--- WORK TO BE COMPLETED ---
Which lines contain the word "name"? Return each of them as written.

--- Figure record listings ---
+--
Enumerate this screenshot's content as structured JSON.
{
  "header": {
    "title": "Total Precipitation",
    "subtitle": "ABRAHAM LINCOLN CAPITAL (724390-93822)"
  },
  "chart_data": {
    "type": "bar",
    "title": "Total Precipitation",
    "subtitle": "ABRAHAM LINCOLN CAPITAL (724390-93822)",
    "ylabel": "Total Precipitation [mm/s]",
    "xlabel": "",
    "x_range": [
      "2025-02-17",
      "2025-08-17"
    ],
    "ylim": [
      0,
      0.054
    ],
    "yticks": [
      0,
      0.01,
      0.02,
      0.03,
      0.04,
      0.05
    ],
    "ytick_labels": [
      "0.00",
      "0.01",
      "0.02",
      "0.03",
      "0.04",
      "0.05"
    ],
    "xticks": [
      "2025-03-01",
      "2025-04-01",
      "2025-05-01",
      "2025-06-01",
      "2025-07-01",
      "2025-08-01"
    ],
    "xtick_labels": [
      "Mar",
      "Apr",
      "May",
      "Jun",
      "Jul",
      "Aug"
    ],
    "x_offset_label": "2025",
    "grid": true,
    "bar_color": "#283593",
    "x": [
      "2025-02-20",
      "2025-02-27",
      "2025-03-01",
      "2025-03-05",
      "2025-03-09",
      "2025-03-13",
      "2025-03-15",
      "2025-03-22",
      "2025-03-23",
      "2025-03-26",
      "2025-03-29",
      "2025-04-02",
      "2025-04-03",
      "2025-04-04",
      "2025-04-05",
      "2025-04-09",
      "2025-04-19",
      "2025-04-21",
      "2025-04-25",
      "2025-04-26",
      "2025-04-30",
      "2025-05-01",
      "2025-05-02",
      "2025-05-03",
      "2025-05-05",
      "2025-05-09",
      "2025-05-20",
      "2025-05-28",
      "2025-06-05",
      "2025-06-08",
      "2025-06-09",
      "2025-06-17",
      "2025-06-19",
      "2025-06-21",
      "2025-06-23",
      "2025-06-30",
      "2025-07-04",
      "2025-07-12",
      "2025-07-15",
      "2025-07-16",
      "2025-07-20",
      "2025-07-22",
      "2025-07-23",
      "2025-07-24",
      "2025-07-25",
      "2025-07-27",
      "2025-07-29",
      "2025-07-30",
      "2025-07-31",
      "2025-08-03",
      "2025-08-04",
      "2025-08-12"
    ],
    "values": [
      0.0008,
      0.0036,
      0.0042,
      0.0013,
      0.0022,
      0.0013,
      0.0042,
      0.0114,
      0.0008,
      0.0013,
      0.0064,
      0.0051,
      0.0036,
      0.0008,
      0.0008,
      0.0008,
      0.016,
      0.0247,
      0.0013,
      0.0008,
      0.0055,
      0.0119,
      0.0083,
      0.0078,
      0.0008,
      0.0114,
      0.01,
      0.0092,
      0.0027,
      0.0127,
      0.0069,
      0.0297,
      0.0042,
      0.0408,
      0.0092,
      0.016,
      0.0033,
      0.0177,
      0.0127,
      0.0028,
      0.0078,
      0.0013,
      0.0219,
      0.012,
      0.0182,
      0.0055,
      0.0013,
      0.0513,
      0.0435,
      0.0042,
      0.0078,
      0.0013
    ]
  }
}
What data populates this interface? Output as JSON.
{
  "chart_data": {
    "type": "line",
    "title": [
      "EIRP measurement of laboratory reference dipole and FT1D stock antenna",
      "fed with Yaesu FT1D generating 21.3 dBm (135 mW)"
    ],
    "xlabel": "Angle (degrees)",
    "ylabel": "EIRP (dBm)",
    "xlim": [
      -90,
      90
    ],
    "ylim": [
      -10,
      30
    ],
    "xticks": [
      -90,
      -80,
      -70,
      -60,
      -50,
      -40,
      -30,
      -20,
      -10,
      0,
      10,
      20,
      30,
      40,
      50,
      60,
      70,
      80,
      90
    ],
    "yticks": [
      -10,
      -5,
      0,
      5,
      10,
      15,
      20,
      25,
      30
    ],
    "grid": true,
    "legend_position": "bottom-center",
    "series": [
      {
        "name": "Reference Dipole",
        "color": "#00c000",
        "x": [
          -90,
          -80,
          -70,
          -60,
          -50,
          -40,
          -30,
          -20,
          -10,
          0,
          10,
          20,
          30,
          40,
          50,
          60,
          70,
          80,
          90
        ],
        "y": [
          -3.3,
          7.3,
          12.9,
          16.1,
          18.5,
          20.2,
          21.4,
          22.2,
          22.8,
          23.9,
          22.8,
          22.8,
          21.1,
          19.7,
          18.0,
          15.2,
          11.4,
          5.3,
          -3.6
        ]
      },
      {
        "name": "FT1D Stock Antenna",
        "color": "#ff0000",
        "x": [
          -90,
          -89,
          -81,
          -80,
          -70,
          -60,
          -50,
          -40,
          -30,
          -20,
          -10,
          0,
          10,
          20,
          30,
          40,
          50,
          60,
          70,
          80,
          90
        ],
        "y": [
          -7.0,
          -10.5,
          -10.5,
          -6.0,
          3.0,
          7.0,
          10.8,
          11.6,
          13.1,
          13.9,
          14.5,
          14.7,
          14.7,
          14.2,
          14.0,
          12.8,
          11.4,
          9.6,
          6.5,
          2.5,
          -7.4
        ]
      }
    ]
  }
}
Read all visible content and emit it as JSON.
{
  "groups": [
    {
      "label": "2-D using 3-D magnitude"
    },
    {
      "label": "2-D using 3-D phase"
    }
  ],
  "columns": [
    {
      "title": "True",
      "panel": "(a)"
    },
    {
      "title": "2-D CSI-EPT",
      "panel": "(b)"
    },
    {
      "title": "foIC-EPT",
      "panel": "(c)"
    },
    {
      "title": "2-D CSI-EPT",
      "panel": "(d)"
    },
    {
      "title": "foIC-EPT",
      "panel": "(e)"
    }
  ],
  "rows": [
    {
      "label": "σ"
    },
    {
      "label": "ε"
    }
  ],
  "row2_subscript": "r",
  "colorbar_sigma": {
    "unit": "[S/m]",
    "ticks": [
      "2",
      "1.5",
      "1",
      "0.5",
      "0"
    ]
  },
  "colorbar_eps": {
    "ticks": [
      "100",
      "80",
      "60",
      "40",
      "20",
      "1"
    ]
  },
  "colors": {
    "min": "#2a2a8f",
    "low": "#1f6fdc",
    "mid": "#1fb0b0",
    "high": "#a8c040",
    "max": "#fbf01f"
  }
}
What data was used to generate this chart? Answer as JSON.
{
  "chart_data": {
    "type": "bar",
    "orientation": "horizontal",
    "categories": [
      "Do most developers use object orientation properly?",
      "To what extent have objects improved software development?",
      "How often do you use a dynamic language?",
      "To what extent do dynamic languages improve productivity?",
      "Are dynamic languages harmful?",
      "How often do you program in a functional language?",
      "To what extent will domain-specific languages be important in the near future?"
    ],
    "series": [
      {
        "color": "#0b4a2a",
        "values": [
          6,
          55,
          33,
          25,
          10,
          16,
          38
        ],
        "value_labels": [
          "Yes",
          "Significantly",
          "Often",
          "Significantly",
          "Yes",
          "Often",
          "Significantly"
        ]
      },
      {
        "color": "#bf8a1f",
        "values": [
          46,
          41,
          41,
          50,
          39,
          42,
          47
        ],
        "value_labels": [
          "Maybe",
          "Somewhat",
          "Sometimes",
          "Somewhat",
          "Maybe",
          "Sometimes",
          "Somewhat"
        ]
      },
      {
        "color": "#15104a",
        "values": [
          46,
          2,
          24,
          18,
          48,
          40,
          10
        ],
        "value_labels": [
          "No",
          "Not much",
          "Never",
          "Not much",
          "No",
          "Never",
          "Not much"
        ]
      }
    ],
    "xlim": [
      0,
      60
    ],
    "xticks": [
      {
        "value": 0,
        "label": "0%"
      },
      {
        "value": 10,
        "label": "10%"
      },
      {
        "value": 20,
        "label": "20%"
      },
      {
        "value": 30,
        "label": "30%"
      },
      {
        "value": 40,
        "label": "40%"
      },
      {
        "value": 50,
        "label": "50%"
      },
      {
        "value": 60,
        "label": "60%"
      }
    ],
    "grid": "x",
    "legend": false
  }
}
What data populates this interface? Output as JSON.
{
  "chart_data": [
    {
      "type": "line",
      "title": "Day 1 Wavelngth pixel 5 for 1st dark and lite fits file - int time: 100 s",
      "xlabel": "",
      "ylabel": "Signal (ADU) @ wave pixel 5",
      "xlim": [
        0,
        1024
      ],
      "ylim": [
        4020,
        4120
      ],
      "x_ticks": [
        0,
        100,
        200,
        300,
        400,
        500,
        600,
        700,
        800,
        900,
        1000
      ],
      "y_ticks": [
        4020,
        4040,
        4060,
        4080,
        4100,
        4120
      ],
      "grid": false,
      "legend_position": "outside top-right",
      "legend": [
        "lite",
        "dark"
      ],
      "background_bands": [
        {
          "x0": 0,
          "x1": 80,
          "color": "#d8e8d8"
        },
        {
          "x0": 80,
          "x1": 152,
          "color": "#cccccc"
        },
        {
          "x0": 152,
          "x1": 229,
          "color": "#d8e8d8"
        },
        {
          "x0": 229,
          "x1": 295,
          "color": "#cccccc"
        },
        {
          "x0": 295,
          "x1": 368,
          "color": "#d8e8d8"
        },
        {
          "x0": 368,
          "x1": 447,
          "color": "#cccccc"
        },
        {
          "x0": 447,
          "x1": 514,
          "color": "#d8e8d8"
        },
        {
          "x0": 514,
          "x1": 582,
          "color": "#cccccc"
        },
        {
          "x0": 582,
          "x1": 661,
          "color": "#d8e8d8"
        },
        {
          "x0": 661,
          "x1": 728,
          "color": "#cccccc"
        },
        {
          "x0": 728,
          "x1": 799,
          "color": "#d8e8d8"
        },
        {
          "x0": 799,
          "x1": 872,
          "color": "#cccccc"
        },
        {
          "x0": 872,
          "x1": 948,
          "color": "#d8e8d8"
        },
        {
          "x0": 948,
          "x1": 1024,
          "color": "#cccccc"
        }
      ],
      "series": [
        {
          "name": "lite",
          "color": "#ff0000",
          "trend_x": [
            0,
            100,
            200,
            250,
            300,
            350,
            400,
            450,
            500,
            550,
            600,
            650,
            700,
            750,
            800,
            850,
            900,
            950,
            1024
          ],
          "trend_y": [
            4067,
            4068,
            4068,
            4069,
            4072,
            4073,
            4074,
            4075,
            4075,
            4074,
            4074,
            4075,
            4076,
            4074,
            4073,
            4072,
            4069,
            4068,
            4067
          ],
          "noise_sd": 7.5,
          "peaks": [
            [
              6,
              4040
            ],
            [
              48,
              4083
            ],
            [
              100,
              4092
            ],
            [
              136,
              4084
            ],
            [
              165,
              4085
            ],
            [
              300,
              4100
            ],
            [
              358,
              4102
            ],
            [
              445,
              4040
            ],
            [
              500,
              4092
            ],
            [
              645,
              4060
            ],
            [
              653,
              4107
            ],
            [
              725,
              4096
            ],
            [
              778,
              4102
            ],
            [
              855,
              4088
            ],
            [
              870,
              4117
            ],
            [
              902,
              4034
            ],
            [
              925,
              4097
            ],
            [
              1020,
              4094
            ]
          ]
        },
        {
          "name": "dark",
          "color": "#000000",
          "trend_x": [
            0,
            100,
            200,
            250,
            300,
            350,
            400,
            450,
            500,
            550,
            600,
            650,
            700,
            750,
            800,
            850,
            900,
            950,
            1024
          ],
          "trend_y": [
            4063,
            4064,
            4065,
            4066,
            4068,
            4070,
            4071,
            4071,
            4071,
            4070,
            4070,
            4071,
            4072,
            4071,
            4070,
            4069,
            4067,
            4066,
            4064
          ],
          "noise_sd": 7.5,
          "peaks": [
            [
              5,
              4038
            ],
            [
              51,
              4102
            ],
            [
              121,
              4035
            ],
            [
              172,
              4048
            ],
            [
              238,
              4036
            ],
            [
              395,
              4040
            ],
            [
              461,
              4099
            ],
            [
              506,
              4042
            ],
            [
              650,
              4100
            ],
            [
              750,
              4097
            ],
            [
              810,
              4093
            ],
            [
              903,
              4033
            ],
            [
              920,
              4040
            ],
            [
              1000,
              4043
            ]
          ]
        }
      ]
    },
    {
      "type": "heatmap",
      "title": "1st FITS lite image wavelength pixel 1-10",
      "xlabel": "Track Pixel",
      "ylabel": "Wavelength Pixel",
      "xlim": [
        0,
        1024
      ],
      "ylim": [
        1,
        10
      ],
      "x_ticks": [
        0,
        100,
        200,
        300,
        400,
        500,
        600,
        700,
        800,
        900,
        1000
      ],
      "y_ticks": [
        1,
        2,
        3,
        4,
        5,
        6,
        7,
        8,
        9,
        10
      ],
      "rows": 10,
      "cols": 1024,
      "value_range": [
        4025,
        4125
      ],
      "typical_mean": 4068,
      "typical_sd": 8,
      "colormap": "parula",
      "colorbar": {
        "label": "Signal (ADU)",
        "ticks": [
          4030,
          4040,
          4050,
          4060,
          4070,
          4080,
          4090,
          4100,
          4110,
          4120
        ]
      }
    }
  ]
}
+--
--- SOLUTION BELOW ---
        "name": "Reference Dipole",
        "name": "FT1D Stock Antenna",
          "name": "lite",
          "name": "dark",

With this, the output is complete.